* BEGIN Source material *

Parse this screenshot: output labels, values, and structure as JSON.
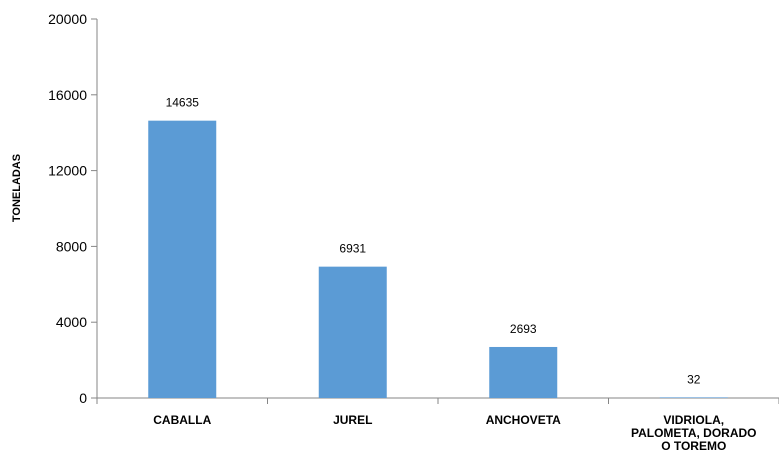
{
  "chart_data": {
    "type": "bar",
    "title": "",
    "xlabel": "",
    "ylabel": "TONELADAS",
    "categories": [
      [
        "CABALLA"
      ],
      [
        "JUREL"
      ],
      [
        "ANCHOVETA"
      ],
      [
        "VIDRIOLA,",
        "PALOMETA, DORADO",
        "O TOREMO"
      ]
    ],
    "values": [
      14635,
      6931,
      2693,
      32
    ],
    "data_labels": [
      "14635",
      "6931",
      "2693",
      "32"
    ],
    "ylim": [
      0,
      20000
    ],
    "yticks": [
      0,
      4000,
      8000,
      12000,
      16000,
      20000
    ],
    "ytick_labels": [
      "0",
      "4000",
      "8000",
      "12000",
      "16000",
      "20000"
    ],
    "bar_color": "#5b9bd5",
    "axis_color": "#868686",
    "grid": false,
    "legend": "none"
  }
}
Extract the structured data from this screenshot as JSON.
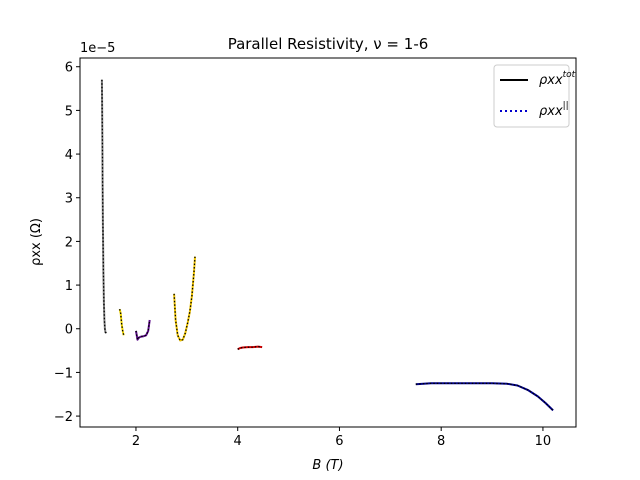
{
  "chart_data": {
    "type": "line",
    "title": "Parallel Resistivity, ν = 1-6",
    "xlabel": "B (T)",
    "ylabel": "ρxx (Ω)",
    "y_scale_label": "1e−5",
    "xlim": [
      0.9,
      10.65
    ],
    "ylim": [
      -2.25,
      6.2
    ],
    "x_ticks": [
      2,
      4,
      6,
      8,
      10
    ],
    "y_ticks": [
      -2,
      -1,
      0,
      1,
      2,
      3,
      4,
      5,
      6
    ],
    "y_tick_labels": [
      "−2",
      "−1",
      "0",
      "1",
      "2",
      "3",
      "4",
      "5",
      "6"
    ],
    "grid": false,
    "legend_position": "top-right",
    "legend": [
      {
        "label": "ρxx",
        "superscript": "tot",
        "style": "solid",
        "color": "#000000"
      },
      {
        "label": "ρxx",
        "superscript": "||",
        "style": "dotted",
        "color": "#0000cc"
      }
    ],
    "series": [
      {
        "color": "#808080",
        "x": [
          1.33,
          1.335,
          1.34,
          1.345,
          1.35,
          1.36,
          1.37,
          1.38,
          1.39,
          1.4,
          1.42
        ],
        "y": [
          5.7,
          5.2,
          4.3,
          3.3,
          2.4,
          1.3,
          0.6,
          0.2,
          0.0,
          -0.08,
          -0.1
        ]
      },
      {
        "color": "#f2d600",
        "x": [
          1.68,
          1.7,
          1.72,
          1.74,
          1.76
        ],
        "y": [
          0.45,
          0.35,
          0.1,
          -0.05,
          -0.15
        ]
      },
      {
        "color": "#5b0a8a",
        "x": [
          2.0,
          2.03,
          2.06,
          2.1,
          2.15,
          2.2,
          2.24,
          2.27
        ],
        "y": [
          -0.05,
          -0.25,
          -0.2,
          -0.18,
          -0.17,
          -0.15,
          -0.05,
          0.2
        ]
      },
      {
        "color": "#f2c600",
        "x": [
          2.75,
          2.78,
          2.82,
          2.87,
          2.92,
          2.97,
          3.02,
          3.06,
          3.1,
          3.14,
          3.16
        ],
        "y": [
          0.8,
          0.2,
          -0.15,
          -0.27,
          -0.25,
          -0.1,
          0.15,
          0.4,
          0.75,
          1.3,
          1.65
        ]
      },
      {
        "color": "#d80000",
        "x": [
          4.0,
          4.05,
          4.1,
          4.2,
          4.3,
          4.4,
          4.48
        ],
        "y": [
          -0.47,
          -0.44,
          -0.43,
          -0.42,
          -0.42,
          -0.41,
          -0.42
        ]
      },
      {
        "color": "#00008b",
        "x": [
          7.5,
          7.8,
          8.0,
          8.5,
          9.0,
          9.3,
          9.5,
          9.7,
          9.9,
          10.05,
          10.2
        ],
        "y": [
          -1.27,
          -1.25,
          -1.25,
          -1.25,
          -1.25,
          -1.26,
          -1.3,
          -1.4,
          -1.55,
          -1.7,
          -1.87
        ]
      }
    ]
  }
}
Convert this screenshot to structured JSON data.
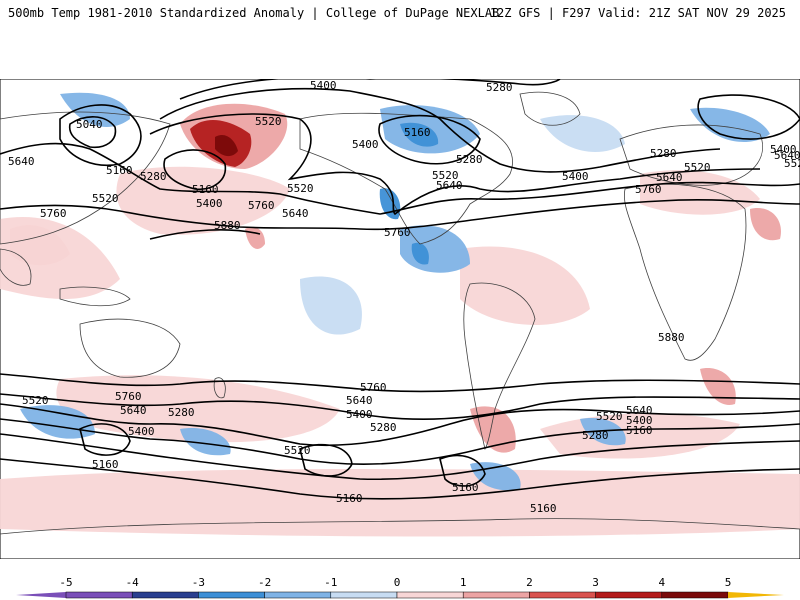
{
  "header": {
    "title": "500mb Temp 1981-2010 Standardized Anomaly | College of DuPage NEXLAB",
    "run": "12Z GFS | F297 Valid: 21Z SAT NOV 29 2025"
  },
  "colors": {
    "neg5": "#7a4fb8",
    "neg4": "#2a3f8f",
    "neg3": "#3d8fd6",
    "neg2": "#7fb3e6",
    "neg1": "#c7dcf2",
    "zero": "#ffffff",
    "pos1": "#f8d6d6",
    "pos2": "#eca4a4",
    "pos3": "#d9534f",
    "pos4": "#b31b1b",
    "pos5": "#7a0a0a",
    "max": "#f2b705",
    "contour": "#000000",
    "coast": "#404040"
  },
  "colorbar": {
    "ticks": [
      "-5",
      "-4",
      "-3",
      "-2",
      "-1",
      "0",
      "1",
      "2",
      "3",
      "4",
      "5"
    ]
  },
  "contour_labels": [
    "5280",
    "5400",
    "5280",
    "5520",
    "5040",
    "5160",
    "5640",
    "5160",
    "5280",
    "5520",
    "5160",
    "5400",
    "5520",
    "5760",
    "5640",
    "5880",
    "5400",
    "5520",
    "5640",
    "5760",
    "5280",
    "5400",
    "5280",
    "5520",
    "5640",
    "5760",
    "5400",
    "5640",
    "5520",
    "5760",
    "5880",
    "5760",
    "5640",
    "5400",
    "5280",
    "5520",
    "5640",
    "5760",
    "5280",
    "5520",
    "5400",
    "5160",
    "5160",
    "5160",
    "5640",
    "5520",
    "5400",
    "5160",
    "5280",
    "5160"
  ]
}
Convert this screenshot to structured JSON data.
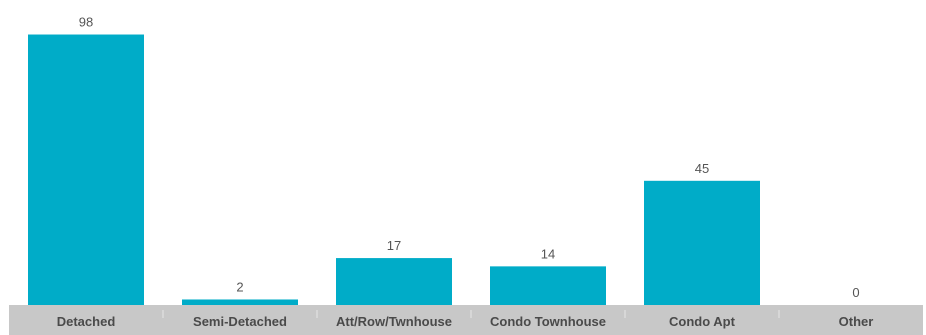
{
  "chart_data": {
    "type": "bar",
    "categories": [
      "Detached",
      "Semi-Detached",
      "Att/Row/Twnhouse",
      "Condo Townhouse",
      "Condo Apt",
      "Other"
    ],
    "values": [
      98,
      2,
      17,
      14,
      45,
      0
    ],
    "data_labels": [
      "98",
      "2",
      "17",
      "14",
      "45",
      "0"
    ],
    "title": "",
    "xlabel": "",
    "ylabel": "",
    "ylim": [
      0,
      100
    ],
    "grid": false,
    "legend": "none",
    "colors": {
      "bar": "#00acc8",
      "axis_band": "#c8c8c8",
      "separator": "#e6e6e6",
      "value_text": "#555555",
      "category_text": "#4a4a4a"
    }
  }
}
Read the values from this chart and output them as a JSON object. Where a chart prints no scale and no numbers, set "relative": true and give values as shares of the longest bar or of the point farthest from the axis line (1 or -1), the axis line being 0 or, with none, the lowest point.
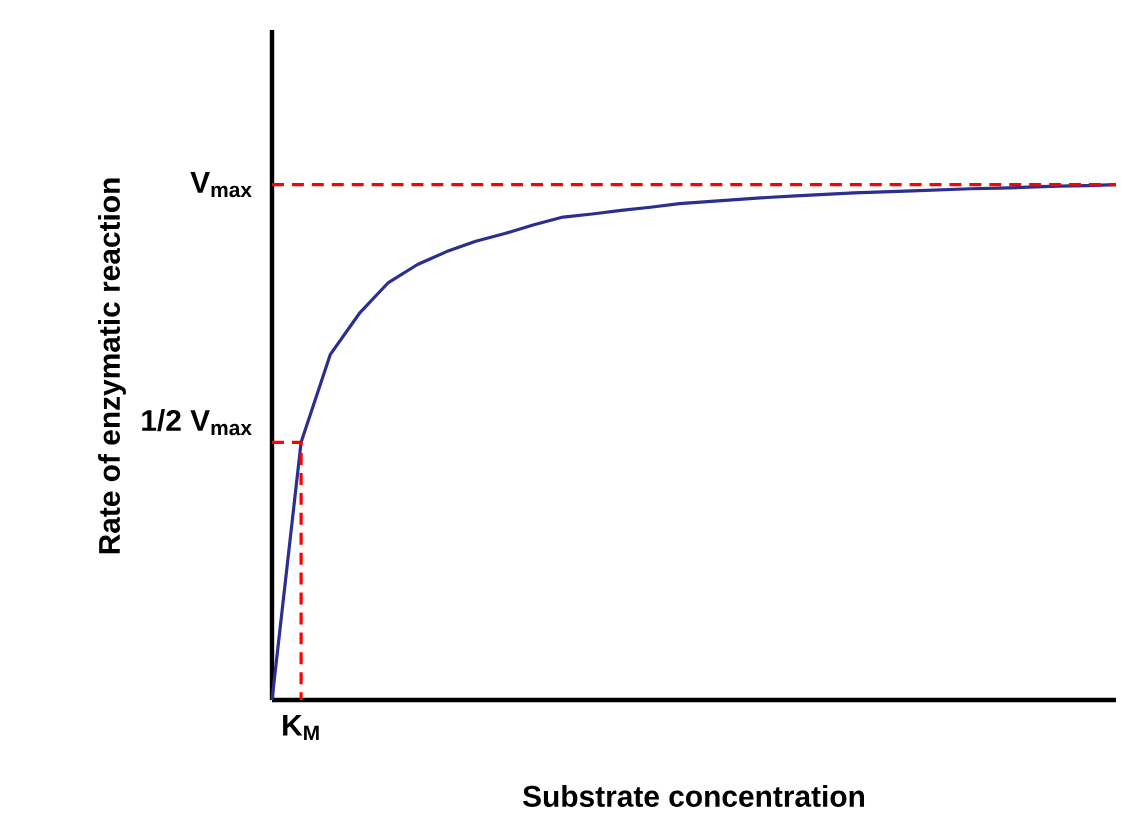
{
  "chart_data": {
    "type": "line",
    "relative": true,
    "xlabel": "Substrate concentration",
    "ylabel": "Rate of enzymatic reaction",
    "categories": [
      null,
      null,
      null,
      null,
      null,
      null,
      null,
      null,
      null,
      null,
      null,
      null,
      null,
      null,
      null,
      null,
      null,
      null,
      null,
      null,
      null,
      null,
      null,
      null,
      null,
      null,
      null,
      null,
      null,
      null
    ],
    "series": [
      {
        "color": "#2b2f8f",
        "line_style": "solid",
        "values": [
          0,
          0.5,
          0.67,
          0.75,
          0.81,
          0.845,
          0.87,
          0.89,
          0.905,
          0.922,
          0.937,
          0.943,
          0.95,
          0.956,
          0.963,
          0.967,
          0.971,
          0.975,
          0.978,
          0.981,
          0.984,
          0.986,
          0.988,
          0.99,
          0.992,
          0.993,
          0.995,
          0.997,
          0.998,
          1.0
        ]
      }
    ],
    "ref_lines": [
      {
        "axis": "y",
        "value": 1.0,
        "label": "V$_{max}$",
        "color": "#ff0000",
        "line_style": "dashed"
      },
      {
        "axis": "y",
        "value": 0.5,
        "label": "1/2 V$_{max}$",
        "color": "#ff0000",
        "line_style": "dashed"
      }
    ],
    "annotations": [
      "K$_{M}$"
    ]
  }
}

* END Source material *

## Challenge:
Above are the records. Identify each line that contains the word "this".

## Reply to the task:
Parse this screenshot: output labels, values, and structure as JSON.
Extract the structured data from this screenshot as JSON.
Convert this screenshot to structured JSON data.
Convert this screenshot to structured JSON data.
Read the values from this chart and output them as a JSON object. Where a chart prints no scale and no numbers, set "relative": true and give values as shares of the longest bar or of the point farthest from the axis line (1 or -1), the axis line being 0 or, with none, the lowest point.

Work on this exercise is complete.